───── Task inputs ─────

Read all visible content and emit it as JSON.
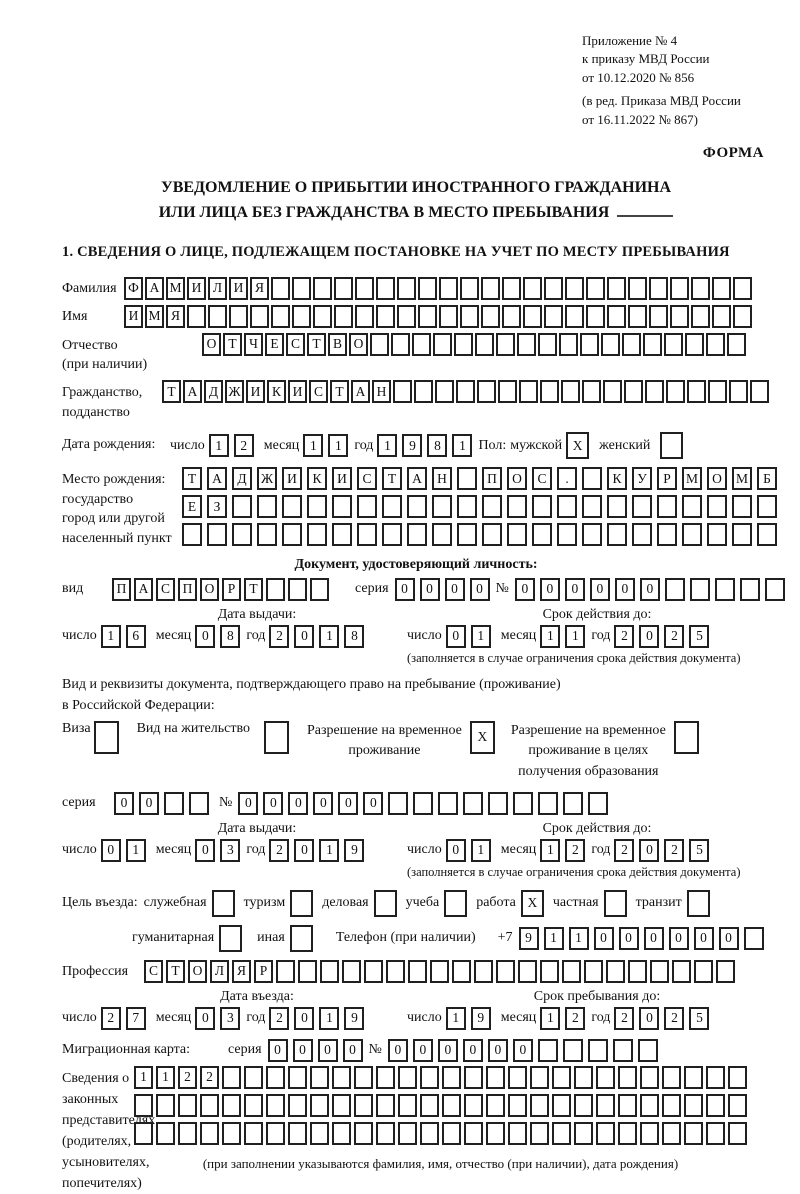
{
  "labels": {
    "day": "число",
    "month": "месяц",
    "year": "год",
    "series": "серия",
    "number": "№"
  },
  "header": {
    "annex": [
      "Приложение № 4",
      "к приказу МВД России",
      "от 10.12.2020 № 856"
    ],
    "edition": [
      "(в ред. Приказа МВД России",
      "от 16.11.2022 № 867)"
    ],
    "form_label": "ФОРМА"
  },
  "title": {
    "line1": "УВЕДОМЛЕНИЕ О ПРИБЫТИИ ИНОСТРАННОГО ГРАЖДАНИНА",
    "line2": "ИЛИ ЛИЦА БЕЗ ГРАЖДАНСТВА В МЕСТО ПРЕБЫВАНИЯ"
  },
  "section1": {
    "heading": "1. СВЕДЕНИЯ О ЛИЦЕ, ПОДЛЕЖАЩЕМ ПОСТАНОВКЕ НА УЧЕТ ПО МЕСТУ ПРЕБЫВАНИЯ",
    "surname": {
      "label": "Фамилия",
      "cells": {
        "v": "ФАМИЛИЯ",
        "n": 30
      }
    },
    "firstname": {
      "label": "Имя",
      "cells": {
        "v": "ИМЯ",
        "n": 30
      }
    },
    "patronymic": {
      "label1": "Отчество",
      "label2": "(при наличии)",
      "cells": {
        "v": "ОТЧЕСТВО",
        "n": 26
      }
    },
    "citizenship": {
      "label1": "Гражданство,",
      "label2": "подданство",
      "cells": {
        "v": "ТАДЖИКИСТАН",
        "n": 29
      }
    },
    "birthdate": {
      "label": "Дата рождения:",
      "day": {
        "v": "12",
        "n": 2
      },
      "month": {
        "v": "11",
        "n": 2
      },
      "year": {
        "v": "1981",
        "n": 4
      },
      "sex_label": "Пол:",
      "male_label": "мужской",
      "male": {
        "v": "X",
        "n": 1
      },
      "female_label": "женский",
      "female": {
        "v": " ",
        "n": 1
      }
    },
    "birthplace": {
      "label_lines": [
        "Место рождения:",
        "государство",
        "город или другой",
        "населенный пункт"
      ],
      "row1": {
        "v": "ТАДЖИКИСТАН ПОС. КУРМОМБ",
        "n": 24
      },
      "row2": {
        "v": "ЕЗ",
        "n": 24
      },
      "row3": {
        "v": "",
        "n": 24
      }
    },
    "identity_doc": {
      "heading": "Документ, удостоверяющий личность:",
      "kind_label": "вид",
      "kind": {
        "v": "ПАСПОРТ",
        "n": 10
      },
      "series": {
        "v": "0000",
        "n": 4
      },
      "number": {
        "v": "000000",
        "n": 11
      },
      "issue_label": "Дата выдачи:",
      "issue_day": {
        "v": "16",
        "n": 2
      },
      "issue_month": {
        "v": "08",
        "n": 2
      },
      "issue_year": {
        "v": "2018",
        "n": 4
      },
      "valid_label": "Срок действия до:",
      "valid_day": {
        "v": "01",
        "n": 2
      },
      "valid_month": {
        "v": "11",
        "n": 2
      },
      "valid_year": {
        "v": "2025",
        "n": 4
      },
      "valid_note": "(заполняется в случае ограничения срока действия документа)"
    },
    "residence_doc": {
      "intro1": "Вид и реквизиты документа, подтверждающего право на пребывание (проживание)",
      "intro2": "в Российской Федерации:",
      "visa_label": "Виза",
      "visa": {
        "v": " ",
        "n": 1
      },
      "residence_permit_label": "Вид на жительство",
      "residence_permit": {
        "v": " ",
        "n": 1
      },
      "temp_permit_lines": [
        "Разрешение на временное",
        "проживание"
      ],
      "temp_permit": {
        "v": "X",
        "n": 1
      },
      "edu_permit_lines": [
        "Разрешение на временное",
        "проживание в целях",
        "получения образования"
      ],
      "edu_permit": {
        "v": " ",
        "n": 1
      },
      "series": {
        "v": "00",
        "n": 4
      },
      "number": {
        "v": "000000",
        "n": 15
      },
      "issue_label": "Дата выдачи:",
      "issue_day": {
        "v": "01",
        "n": 2
      },
      "issue_month": {
        "v": "03",
        "n": 2
      },
      "issue_year": {
        "v": "2019",
        "n": 4
      },
      "valid_label": "Срок действия до:",
      "valid_day": {
        "v": "01",
        "n": 2
      },
      "valid_month": {
        "v": "12",
        "n": 2
      },
      "valid_year": {
        "v": "2025",
        "n": 4
      },
      "valid_note": "(заполняется в случае ограничения срока действия документа)"
    },
    "visit_purpose": {
      "label": "Цель въезда:",
      "options_row1": [
        {
          "label": "служебная",
          "box": {
            "v": " ",
            "n": 1
          }
        },
        {
          "label": "туризм",
          "box": {
            "v": " ",
            "n": 1
          }
        },
        {
          "label": "деловая",
          "box": {
            "v": " ",
            "n": 1
          }
        },
        {
          "label": "учеба",
          "box": {
            "v": " ",
            "n": 1
          }
        },
        {
          "label": "работа",
          "box": {
            "v": "X",
            "n": 1
          }
        },
        {
          "label": "частная",
          "box": {
            "v": " ",
            "n": 1
          }
        },
        {
          "label": "транзит",
          "box": {
            "v": " ",
            "n": 1
          }
        }
      ],
      "options_row2": [
        {
          "label": "гуманитарная",
          "box": {
            "v": " ",
            "n": 1
          }
        },
        {
          "label": "иная",
          "box": {
            "v": " ",
            "n": 1
          }
        }
      ],
      "phone_label": "Телефон (при наличии)",
      "phone_prefix": "+7",
      "phone": {
        "v": "911000000",
        "n": 10
      }
    },
    "profession": {
      "label": "Профессия",
      "cells": {
        "v": "СТОЛЯР",
        "n": 27
      }
    },
    "entry": {
      "entry_label": "Дата въезда:",
      "entry_day": {
        "v": "27",
        "n": 2
      },
      "entry_month": {
        "v": "03",
        "n": 2
      },
      "entry_year": {
        "v": "2019",
        "n": 4
      },
      "stay_label": "Срок пребывания до:",
      "stay_day": {
        "v": "19",
        "n": 2
      },
      "stay_month": {
        "v": "12",
        "n": 2
      },
      "stay_year": {
        "v": "2025",
        "n": 4
      }
    },
    "migration_card": {
      "label": "Миграционная карта:",
      "series": {
        "v": "0000",
        "n": 4
      },
      "number": {
        "v": "000000",
        "n": 11
      }
    },
    "representatives": {
      "label_lines": [
        "Сведения о",
        "законных",
        "представителях",
        "(родителях,",
        "усыновителях,",
        "попечителях)"
      ],
      "row1": {
        "v": "1122",
        "n": 28
      },
      "row2": {
        "v": "",
        "n": 28
      },
      "row3": {
        "v": "",
        "n": 28
      },
      "note": "(при заполнении указываются фамилия, имя, отчество (при наличии), дата рождения)"
    }
  }
}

─────

Using the listing above, list every line in which the string "проживание" occurs.

▶ _Answer_:
      "intro1": "Вид и реквизиты документа, подтверждающего право на пребывание (проживание)",
        "проживание"
        "проживание в целях",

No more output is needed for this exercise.